Copy each line below in which the word "QUASAR" occurs.

== Provided entries ==

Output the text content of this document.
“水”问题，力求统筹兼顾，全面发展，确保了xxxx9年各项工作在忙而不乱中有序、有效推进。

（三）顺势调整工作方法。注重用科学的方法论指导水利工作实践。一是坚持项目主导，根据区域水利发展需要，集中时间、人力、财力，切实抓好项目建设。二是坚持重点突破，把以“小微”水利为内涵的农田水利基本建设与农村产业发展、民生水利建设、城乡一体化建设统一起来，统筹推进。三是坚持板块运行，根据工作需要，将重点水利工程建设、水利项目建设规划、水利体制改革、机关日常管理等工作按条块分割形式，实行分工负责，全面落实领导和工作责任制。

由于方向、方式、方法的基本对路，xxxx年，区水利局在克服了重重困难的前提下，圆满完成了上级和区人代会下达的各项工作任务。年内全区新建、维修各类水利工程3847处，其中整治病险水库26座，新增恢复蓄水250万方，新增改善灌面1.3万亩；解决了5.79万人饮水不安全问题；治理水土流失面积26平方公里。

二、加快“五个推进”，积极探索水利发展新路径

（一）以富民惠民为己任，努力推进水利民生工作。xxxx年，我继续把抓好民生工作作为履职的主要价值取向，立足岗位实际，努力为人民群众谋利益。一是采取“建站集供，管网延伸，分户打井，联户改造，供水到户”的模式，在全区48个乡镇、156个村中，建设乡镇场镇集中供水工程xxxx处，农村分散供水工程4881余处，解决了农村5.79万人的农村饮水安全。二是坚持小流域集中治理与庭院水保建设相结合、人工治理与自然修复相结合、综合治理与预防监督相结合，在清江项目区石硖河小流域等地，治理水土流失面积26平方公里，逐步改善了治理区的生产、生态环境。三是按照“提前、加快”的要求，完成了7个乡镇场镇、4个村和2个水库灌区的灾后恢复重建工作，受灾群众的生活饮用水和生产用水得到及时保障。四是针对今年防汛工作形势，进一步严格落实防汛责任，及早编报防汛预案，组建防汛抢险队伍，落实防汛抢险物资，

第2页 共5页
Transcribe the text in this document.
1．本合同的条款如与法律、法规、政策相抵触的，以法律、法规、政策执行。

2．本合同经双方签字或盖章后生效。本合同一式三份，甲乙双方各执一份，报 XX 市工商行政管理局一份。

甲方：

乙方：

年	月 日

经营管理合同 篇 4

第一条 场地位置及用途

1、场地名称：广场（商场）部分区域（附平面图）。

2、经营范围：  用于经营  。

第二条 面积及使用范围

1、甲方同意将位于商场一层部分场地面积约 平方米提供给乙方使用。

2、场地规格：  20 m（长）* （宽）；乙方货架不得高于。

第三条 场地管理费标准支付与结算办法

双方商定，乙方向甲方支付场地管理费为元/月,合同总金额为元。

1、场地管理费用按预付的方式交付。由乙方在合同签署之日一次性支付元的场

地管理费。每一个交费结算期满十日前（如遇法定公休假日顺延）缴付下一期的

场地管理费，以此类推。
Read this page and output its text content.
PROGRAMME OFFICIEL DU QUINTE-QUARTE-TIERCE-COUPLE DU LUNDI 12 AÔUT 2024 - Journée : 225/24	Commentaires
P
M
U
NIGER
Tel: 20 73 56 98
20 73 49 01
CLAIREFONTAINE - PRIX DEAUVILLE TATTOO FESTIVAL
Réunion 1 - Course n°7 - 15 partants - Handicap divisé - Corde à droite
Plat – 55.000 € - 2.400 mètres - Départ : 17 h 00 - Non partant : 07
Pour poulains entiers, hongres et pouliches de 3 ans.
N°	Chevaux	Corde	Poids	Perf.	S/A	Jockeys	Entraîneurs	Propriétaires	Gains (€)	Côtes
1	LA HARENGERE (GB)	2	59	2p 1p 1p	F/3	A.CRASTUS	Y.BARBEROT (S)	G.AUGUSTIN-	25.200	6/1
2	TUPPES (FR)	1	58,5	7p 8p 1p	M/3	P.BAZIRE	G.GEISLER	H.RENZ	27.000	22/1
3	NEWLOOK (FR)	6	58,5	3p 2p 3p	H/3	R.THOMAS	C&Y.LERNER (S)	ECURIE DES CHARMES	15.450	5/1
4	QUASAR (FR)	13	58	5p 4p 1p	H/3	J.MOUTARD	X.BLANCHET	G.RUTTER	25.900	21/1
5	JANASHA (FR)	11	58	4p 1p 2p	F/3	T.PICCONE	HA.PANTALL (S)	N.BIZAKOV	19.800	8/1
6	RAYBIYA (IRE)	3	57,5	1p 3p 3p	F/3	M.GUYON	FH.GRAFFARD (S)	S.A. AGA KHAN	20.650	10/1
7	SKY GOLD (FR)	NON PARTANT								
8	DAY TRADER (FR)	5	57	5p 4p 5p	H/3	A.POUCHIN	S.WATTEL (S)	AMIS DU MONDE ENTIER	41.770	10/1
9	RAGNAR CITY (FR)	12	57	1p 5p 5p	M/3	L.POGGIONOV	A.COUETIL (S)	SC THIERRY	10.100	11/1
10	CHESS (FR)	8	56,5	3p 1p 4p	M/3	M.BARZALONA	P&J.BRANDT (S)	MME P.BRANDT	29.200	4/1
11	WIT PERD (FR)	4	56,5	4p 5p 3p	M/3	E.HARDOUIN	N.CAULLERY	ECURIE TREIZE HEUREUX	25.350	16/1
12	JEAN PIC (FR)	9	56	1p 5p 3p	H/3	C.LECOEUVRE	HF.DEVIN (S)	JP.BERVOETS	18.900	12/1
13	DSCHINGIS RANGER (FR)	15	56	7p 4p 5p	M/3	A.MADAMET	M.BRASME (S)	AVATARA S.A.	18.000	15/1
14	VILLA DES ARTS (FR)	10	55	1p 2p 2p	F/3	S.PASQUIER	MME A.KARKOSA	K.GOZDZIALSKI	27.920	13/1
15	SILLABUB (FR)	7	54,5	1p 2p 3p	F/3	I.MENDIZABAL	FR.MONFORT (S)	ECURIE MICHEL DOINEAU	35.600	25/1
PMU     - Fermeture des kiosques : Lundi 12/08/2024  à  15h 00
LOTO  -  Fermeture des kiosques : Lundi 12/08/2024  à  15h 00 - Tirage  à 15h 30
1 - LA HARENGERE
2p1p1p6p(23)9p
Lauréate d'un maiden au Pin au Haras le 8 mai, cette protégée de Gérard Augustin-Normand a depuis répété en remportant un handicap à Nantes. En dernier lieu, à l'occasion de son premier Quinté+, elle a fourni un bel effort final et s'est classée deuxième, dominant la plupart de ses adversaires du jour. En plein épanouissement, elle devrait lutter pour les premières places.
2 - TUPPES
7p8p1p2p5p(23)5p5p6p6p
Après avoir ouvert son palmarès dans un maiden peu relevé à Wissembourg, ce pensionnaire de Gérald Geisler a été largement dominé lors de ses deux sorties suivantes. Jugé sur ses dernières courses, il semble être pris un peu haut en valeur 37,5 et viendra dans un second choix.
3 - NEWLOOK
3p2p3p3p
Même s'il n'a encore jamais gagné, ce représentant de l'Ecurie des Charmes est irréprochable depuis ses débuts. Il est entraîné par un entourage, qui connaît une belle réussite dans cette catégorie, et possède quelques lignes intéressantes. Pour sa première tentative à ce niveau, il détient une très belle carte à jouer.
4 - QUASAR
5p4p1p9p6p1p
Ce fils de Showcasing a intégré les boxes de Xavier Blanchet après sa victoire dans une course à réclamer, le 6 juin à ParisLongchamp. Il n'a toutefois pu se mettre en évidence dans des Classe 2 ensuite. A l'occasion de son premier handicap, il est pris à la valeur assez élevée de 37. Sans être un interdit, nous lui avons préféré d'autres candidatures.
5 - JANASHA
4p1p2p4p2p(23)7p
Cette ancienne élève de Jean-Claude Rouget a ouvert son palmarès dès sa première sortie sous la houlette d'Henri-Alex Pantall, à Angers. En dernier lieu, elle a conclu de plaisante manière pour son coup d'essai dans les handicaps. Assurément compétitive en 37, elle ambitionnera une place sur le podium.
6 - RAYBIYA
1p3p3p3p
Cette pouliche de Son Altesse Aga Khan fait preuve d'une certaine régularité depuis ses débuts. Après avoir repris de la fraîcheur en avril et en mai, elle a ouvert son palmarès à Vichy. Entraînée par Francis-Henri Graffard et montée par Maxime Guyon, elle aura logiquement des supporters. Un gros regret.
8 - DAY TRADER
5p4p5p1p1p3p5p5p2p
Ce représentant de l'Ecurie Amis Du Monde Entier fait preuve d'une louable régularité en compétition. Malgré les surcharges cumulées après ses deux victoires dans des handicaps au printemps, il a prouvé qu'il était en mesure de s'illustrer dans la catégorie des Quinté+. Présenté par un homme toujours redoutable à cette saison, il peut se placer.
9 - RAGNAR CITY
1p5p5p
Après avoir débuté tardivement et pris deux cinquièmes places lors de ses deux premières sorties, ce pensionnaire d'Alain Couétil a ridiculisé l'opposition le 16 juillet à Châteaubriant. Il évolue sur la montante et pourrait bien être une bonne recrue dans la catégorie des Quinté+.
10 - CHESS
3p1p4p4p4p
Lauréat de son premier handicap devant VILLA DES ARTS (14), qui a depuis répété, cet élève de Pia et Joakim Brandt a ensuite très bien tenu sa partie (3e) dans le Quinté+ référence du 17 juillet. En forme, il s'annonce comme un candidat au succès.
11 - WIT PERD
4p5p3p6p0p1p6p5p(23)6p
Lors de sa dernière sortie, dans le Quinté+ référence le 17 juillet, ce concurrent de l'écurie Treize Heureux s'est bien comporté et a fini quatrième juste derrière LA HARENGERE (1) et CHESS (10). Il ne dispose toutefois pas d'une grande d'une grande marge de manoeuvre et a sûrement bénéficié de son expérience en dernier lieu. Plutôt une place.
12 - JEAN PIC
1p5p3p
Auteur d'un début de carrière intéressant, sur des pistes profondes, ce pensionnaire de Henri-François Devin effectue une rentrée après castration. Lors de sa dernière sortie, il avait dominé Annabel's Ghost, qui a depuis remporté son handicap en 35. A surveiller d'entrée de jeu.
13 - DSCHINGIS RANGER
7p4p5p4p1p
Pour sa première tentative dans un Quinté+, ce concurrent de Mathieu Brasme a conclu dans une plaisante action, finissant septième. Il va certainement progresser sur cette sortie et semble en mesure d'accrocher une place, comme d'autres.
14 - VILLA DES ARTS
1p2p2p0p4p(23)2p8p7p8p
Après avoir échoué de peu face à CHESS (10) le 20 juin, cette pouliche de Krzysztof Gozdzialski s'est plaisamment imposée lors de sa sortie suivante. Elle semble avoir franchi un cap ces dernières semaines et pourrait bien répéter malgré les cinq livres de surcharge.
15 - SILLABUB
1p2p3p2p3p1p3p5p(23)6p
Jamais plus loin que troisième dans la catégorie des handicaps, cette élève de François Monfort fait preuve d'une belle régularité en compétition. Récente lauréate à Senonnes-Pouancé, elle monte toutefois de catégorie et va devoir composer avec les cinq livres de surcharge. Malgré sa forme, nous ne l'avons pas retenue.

===

* **Result of the exercise**:
4	QUASAR (FR)	13	58	5p 4p 1p	H/3	J.MOUTARD	X.BLANCHET	G.RUTTER	25.900	21/1
4 - QUASAR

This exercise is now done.